Saved entries
[start]

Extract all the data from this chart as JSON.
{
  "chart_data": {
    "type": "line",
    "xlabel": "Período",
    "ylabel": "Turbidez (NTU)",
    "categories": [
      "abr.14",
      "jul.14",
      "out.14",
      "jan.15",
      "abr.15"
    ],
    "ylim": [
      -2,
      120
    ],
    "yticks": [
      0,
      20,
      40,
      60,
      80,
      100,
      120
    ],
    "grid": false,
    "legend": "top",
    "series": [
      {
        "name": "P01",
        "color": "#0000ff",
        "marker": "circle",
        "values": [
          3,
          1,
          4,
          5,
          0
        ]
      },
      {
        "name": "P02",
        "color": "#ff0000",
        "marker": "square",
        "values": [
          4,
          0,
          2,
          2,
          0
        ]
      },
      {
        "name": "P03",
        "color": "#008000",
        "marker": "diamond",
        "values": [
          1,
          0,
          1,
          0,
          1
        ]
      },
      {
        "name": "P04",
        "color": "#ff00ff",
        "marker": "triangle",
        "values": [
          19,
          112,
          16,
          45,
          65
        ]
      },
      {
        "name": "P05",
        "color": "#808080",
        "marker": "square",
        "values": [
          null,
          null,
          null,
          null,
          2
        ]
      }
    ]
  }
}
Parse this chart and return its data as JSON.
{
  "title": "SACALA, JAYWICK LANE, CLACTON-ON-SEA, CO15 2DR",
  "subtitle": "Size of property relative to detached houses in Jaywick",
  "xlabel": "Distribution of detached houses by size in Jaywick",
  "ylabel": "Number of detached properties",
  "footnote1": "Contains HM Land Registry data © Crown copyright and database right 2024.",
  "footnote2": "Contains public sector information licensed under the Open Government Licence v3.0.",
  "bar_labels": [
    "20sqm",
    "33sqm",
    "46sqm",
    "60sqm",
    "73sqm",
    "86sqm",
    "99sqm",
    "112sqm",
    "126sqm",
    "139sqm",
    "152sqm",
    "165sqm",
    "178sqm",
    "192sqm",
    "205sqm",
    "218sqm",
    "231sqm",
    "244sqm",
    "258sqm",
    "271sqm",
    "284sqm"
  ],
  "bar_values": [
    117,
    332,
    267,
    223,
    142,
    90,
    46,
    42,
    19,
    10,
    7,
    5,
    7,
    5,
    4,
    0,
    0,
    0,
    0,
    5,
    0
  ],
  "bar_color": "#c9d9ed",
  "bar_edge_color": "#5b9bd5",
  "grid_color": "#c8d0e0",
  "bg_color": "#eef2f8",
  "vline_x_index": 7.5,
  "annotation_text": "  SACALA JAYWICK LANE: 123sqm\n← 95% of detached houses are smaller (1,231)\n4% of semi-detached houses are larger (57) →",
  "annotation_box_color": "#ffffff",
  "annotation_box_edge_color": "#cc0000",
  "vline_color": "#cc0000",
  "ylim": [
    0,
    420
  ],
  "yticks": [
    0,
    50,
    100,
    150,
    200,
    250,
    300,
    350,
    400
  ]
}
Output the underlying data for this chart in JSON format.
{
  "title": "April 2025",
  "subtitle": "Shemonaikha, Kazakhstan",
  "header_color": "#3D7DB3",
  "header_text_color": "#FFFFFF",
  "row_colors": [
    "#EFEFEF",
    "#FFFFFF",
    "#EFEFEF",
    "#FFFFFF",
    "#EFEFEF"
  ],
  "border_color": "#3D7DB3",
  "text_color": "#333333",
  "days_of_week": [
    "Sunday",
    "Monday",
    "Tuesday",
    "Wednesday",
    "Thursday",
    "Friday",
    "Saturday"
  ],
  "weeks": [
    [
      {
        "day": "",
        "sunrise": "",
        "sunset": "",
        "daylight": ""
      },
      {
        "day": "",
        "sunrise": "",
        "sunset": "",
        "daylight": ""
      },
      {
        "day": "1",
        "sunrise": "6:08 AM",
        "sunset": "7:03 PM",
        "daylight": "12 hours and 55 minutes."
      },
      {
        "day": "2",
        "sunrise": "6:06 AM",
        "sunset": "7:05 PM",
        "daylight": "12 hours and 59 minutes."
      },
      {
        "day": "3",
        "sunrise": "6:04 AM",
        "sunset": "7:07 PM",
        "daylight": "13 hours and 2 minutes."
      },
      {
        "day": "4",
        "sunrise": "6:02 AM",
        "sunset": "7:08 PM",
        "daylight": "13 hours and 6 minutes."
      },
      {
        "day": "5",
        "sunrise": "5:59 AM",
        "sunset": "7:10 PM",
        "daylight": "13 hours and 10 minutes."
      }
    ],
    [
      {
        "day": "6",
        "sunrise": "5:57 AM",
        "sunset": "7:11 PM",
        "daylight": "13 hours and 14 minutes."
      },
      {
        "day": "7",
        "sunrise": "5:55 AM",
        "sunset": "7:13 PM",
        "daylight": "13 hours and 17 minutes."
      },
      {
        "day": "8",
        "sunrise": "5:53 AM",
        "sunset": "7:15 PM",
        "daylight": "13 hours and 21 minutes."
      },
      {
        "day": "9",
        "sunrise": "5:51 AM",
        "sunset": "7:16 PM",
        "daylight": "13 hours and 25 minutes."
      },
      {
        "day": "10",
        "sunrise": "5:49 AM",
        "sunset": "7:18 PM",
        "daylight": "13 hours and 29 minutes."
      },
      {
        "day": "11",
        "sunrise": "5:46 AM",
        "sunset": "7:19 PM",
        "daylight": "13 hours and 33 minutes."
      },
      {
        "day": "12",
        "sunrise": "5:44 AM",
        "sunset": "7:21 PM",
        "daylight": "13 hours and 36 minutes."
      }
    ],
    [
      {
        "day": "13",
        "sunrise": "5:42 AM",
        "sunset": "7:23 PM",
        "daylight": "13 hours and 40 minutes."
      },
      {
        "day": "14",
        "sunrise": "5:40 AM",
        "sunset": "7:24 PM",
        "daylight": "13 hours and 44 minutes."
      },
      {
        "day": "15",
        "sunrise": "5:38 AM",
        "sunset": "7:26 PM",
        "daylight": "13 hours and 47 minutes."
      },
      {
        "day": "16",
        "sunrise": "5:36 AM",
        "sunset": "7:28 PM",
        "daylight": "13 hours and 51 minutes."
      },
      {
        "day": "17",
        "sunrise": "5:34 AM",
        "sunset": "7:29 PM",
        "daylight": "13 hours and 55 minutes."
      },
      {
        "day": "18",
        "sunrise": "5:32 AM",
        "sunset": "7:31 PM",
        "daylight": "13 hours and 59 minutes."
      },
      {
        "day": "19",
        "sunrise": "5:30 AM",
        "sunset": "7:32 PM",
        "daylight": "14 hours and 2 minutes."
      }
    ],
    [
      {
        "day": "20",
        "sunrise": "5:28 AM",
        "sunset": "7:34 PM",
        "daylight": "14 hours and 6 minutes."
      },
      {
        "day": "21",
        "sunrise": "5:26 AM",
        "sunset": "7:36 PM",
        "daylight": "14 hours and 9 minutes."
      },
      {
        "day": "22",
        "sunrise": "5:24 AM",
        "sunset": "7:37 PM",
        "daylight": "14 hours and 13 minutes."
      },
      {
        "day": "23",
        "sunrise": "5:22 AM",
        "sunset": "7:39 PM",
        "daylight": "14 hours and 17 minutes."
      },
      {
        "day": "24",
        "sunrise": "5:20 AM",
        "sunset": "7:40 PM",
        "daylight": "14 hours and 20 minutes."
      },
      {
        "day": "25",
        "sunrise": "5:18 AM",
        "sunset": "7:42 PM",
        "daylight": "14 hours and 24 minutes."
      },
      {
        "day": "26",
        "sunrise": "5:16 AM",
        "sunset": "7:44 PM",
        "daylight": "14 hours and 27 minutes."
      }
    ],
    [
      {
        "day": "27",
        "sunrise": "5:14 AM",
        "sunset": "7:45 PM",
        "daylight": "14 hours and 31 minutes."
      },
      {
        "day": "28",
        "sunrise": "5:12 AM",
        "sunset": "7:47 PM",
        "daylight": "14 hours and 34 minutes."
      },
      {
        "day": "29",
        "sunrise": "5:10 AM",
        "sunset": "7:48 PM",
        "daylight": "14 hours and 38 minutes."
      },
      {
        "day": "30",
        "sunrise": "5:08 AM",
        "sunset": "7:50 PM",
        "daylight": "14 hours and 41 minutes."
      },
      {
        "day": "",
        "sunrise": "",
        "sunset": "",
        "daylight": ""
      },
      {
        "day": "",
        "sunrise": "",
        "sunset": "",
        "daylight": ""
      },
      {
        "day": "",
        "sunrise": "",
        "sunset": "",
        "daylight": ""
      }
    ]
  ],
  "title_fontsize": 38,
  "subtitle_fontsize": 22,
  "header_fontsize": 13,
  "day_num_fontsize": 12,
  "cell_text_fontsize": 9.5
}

[end]

* **What the task requires**
Gather all lines of the records that include the word "marker".

* **Problem solution**
        "marker": "circle",
        "marker": "square",
        "marker": "diamond",
        "marker": "triangle",
        "marker": "square",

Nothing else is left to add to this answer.